* **Work to do**:
Without the pictures, return all of the material exactly as written.

Data items
>>>
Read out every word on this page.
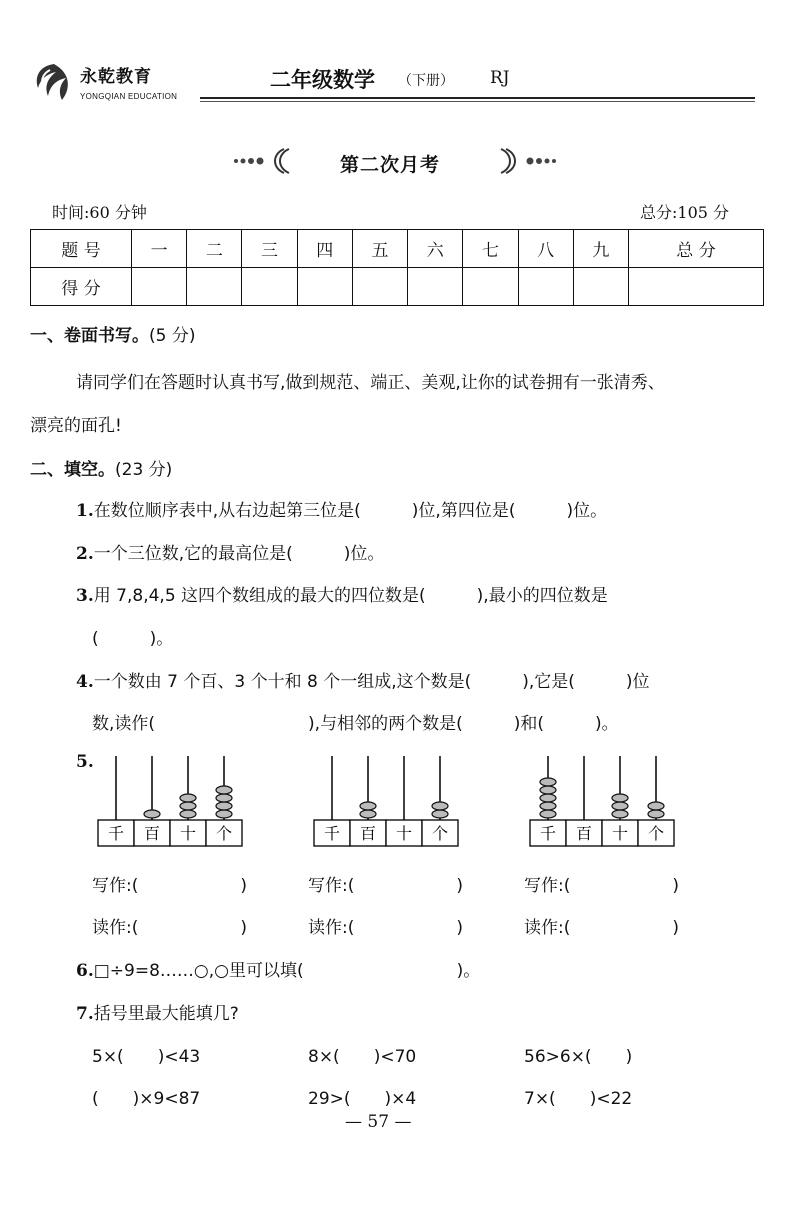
永乾教育
YONGQIAN EDUCATION
二年级数学 （下册） RJ
第二次月考
时间:60 分钟	总分:105 分
题 号	一	二	三	四	五	六	七	八	九	总 分
得 分										
一、卷面书写。(5 分)
请同学们在答题时认真书写,做到规范、端正、美观,让你的试卷拥有一张清秀、
漂亮的面孔!
二、填空。(23 分)
1.在数位顺序表中,从右边起第三位是(　　　)位,第四位是(　　　)位。
2.一个三位数,它的最高位是(　　　)位。
3.用 7,8,4,5 这四个数组成的最大的四位数是(　　　),最小的四位数是
(　　　)。
4.一个数由 7 个百、3 个十和 8 个一组成,这个数是(　　　),它是(　　　)位
数,读作(　　　　　　　　　),与相邻的两个数是(　　　)和(　　　)。
5.
千 百 十 个	千 百 十 个	千 百 十 个
写作:(　　　　　　)	写作:(　　　　　　)	写作:(　　　　　　)
读作:(　　　　　　)	读作:(　　　　　　)	读作:(　　　　　　)
6.□÷9=8……○,○里可以填(　　　　　　　　　)。
7.括号里最大能填几?
5×(　　)<43	8×(　　)<70	56>6×(　　)
(　　)×9<87	29>(　　)×4	7×(　　)<22
— 57 —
<<<
* **Task response**:
Read out every word on this page.
永乾教育
YONGQIAN EDUCATION
二年级数学 （下册） RJ
第二次月考
时间:60 分钟	总分:105 分
题 号	一	二	三	四	五	六	七	八	九	总 分
得 分										
一、卷面书写。(5 分)
请同学们在答题时认真书写,做到规范、端正、美观,让你的试卷拥有一张清秀、
漂亮的面孔!
二、填空。(23 分)
1.在数位顺序表中,从右边起第三位是(　　　)位,第四位是(　　　)位。
2.一个三位数,它的最高位是(　　　)位。
3.用 7,8,4,5 这四个数组成的最大的四位数是(　　　),最小的四位数是
(　　　)。
4.一个数由 7 个百、3 个十和 8 个一组成,这个数是(　　　),它是(　　　)位
数,读作(　　　　　　　　　),与相邻的两个数是(　　　)和(　　　)。
5.
千 百 十 个	千 百 十 个	千 百 十 个
写作:(　　　　　　)	写作:(　　　　　　)	写作:(　　　　　　)
读作:(　　　　　　)	读作:(　　　　　　)	读作:(　　　　　　)
6.□÷9=8……○,○里可以填(　　　　　　　　　)。
7.括号里最大能填几?
5×(　　)<43	8×(　　)<70	56>6×(　　)
(　　)×9<87	29>(　　)×4	7×(　　)<22
— 57 —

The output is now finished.